**Requirements**
Select the lines that hold the word "subtitle" and copy each one.
_____
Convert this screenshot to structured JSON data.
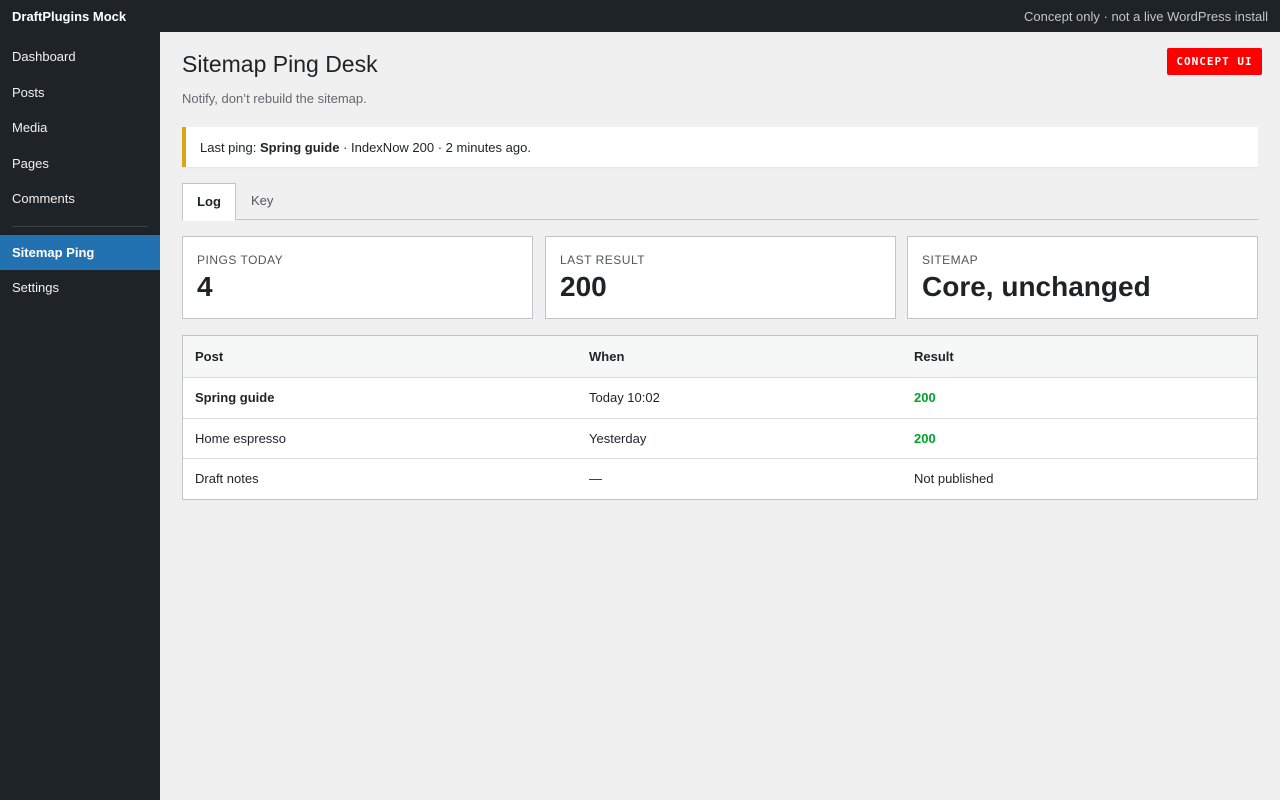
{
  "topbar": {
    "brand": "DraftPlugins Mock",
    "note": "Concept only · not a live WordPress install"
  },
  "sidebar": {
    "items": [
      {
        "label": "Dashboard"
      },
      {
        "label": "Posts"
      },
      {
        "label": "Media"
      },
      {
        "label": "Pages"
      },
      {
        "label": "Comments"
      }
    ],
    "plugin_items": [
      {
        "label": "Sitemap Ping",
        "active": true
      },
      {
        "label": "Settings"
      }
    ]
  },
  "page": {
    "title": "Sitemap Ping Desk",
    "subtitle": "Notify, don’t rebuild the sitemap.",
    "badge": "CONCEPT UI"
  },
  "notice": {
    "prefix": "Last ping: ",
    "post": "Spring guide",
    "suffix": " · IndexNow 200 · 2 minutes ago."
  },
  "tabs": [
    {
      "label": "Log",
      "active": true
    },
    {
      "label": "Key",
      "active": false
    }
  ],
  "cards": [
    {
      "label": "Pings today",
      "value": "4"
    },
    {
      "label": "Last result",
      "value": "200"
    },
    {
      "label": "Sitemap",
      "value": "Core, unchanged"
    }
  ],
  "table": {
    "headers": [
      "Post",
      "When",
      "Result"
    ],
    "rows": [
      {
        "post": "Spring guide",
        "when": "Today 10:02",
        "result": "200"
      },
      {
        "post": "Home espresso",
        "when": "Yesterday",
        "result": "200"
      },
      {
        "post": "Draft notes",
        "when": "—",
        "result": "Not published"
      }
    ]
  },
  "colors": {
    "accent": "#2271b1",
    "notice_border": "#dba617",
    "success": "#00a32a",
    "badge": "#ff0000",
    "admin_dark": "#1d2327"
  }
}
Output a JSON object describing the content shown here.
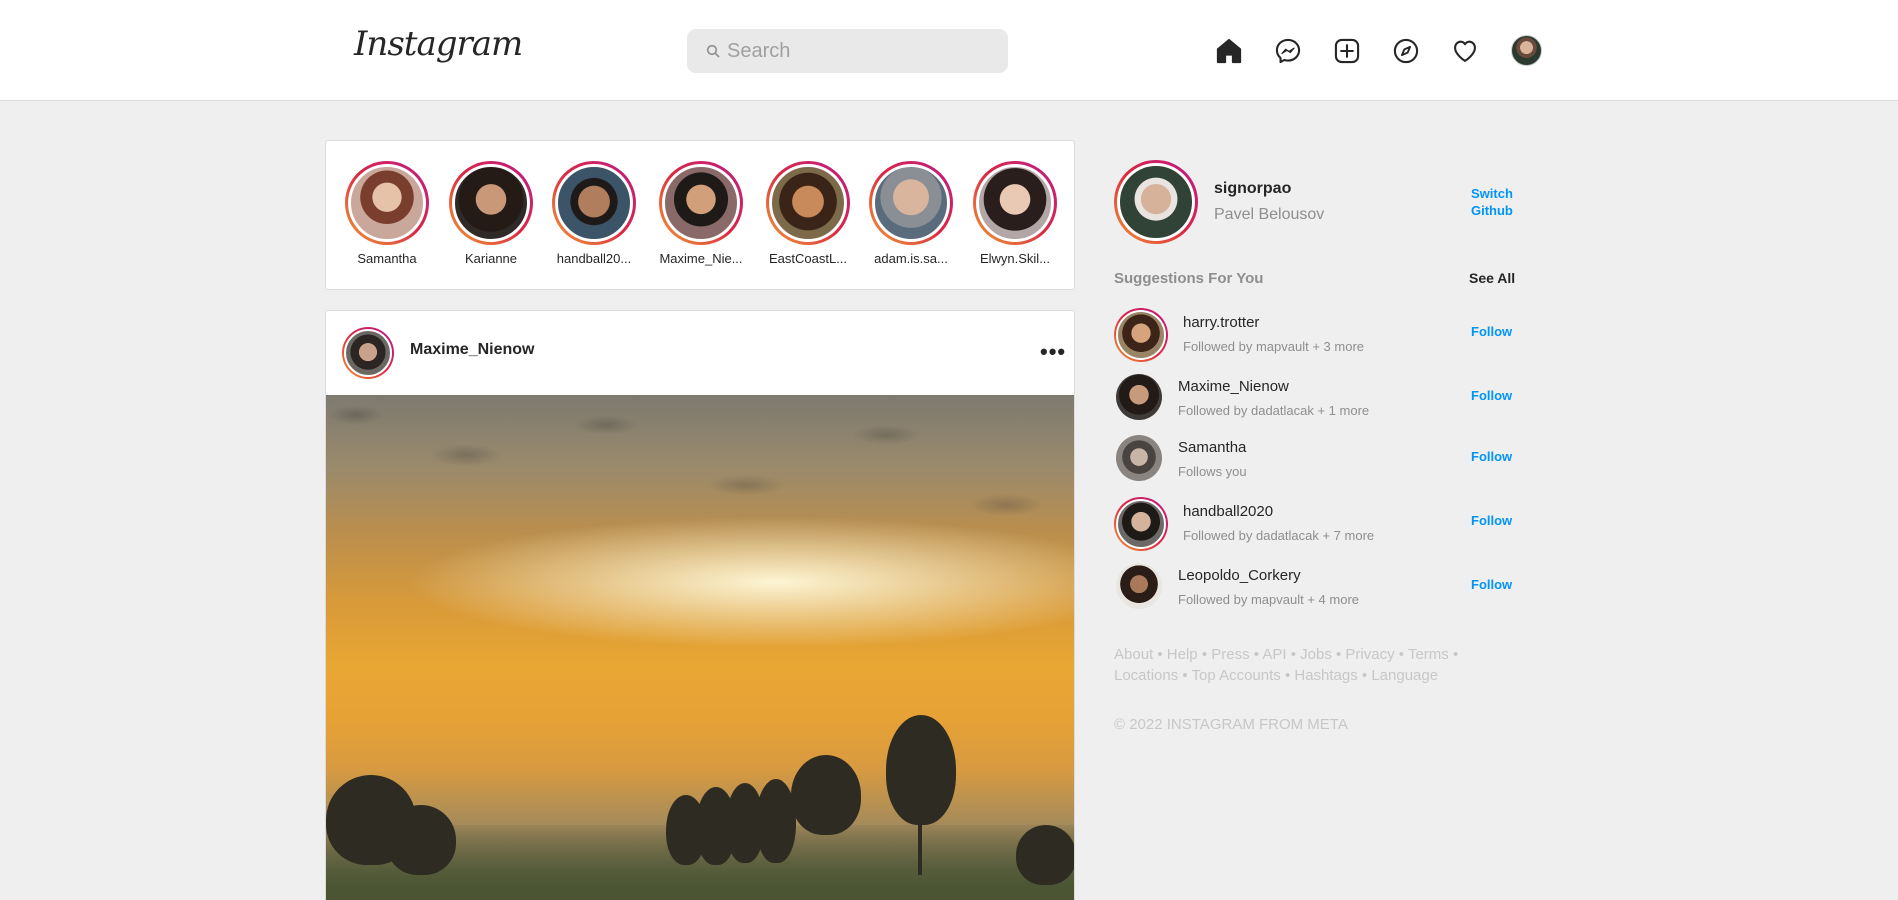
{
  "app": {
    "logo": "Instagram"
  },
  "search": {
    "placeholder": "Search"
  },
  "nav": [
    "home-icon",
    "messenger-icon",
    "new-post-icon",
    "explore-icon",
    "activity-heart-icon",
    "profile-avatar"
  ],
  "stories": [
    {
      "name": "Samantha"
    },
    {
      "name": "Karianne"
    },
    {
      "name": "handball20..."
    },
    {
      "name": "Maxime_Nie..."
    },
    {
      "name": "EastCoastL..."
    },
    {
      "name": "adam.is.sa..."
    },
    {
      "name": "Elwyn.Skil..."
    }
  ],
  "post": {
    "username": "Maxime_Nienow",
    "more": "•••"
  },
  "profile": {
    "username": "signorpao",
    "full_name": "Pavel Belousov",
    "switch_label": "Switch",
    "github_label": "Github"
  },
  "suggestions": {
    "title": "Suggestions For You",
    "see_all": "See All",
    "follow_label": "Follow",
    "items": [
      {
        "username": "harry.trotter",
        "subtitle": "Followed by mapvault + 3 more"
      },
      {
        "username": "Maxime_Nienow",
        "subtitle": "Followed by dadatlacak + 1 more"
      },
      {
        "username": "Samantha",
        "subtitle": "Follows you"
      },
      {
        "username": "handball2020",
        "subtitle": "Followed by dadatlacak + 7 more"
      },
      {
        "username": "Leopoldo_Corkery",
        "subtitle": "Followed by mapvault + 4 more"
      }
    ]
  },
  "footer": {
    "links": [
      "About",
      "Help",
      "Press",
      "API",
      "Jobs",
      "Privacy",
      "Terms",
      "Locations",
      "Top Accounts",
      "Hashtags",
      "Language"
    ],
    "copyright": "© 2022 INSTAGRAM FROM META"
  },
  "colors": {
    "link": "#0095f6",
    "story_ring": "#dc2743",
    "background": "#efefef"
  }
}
_____
**Solution**
    "subtitle": "Notify, don’t rebuild the sitemap.",
        "subtitle": "Followed by mapvault + 3 more"
        "subtitle": "Followed by dadatlacak + 1 more"
        "subtitle": "Follows you"
        "subtitle": "Followed by dadatlacak + 7 more"
        "subtitle": "Followed by mapvault + 4 more"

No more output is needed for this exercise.